EXERCISE INSTRUCTIONS:
Pull out every line with the word "that".

INFORMATION PROVIDED:
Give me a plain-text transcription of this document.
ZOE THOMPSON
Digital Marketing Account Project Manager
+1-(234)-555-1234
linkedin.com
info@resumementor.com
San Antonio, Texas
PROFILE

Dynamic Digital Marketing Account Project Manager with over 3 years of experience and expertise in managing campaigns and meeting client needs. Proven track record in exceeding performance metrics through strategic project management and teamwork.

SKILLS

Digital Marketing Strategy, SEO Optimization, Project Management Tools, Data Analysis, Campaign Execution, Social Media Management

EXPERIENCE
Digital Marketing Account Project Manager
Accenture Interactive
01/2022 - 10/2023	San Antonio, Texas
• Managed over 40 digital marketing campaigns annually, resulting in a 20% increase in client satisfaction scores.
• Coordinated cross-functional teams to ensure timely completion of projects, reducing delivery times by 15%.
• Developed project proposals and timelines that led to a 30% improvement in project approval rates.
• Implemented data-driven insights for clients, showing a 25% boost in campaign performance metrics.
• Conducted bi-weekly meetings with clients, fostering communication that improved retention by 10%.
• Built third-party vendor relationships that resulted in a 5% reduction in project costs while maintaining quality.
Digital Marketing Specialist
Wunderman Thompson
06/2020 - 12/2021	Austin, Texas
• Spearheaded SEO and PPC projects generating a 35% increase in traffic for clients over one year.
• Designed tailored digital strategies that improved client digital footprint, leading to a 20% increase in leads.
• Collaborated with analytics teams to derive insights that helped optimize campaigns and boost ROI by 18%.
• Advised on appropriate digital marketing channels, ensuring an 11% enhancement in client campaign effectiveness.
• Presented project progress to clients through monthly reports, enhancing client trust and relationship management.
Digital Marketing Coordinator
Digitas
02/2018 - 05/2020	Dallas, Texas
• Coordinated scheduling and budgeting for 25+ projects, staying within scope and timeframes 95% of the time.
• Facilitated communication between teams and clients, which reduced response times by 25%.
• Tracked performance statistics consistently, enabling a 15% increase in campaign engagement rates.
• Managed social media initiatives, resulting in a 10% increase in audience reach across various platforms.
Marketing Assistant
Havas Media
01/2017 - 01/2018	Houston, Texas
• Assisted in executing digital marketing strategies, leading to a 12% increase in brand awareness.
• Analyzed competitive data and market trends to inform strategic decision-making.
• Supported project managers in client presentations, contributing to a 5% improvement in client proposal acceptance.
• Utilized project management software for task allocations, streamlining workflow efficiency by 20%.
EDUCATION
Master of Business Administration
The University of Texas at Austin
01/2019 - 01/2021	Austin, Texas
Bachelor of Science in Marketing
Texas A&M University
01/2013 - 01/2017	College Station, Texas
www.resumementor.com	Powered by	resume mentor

REPLY:
• Developed project proposals and timelines that led to a 30% improvement in project approval rates.
• Conducted bi-weekly meetings with clients, fostering communication that improved retention by 10%.
• Built third-party vendor relationships that resulted in a 5% reduction in project costs while maintaining quality.
• Designed tailored digital strategies that improved client digital footprint, leading to a 20% increase in leads.
• Collaborated with analytics teams to derive insights that helped optimize campaigns and boost ROI by 18%.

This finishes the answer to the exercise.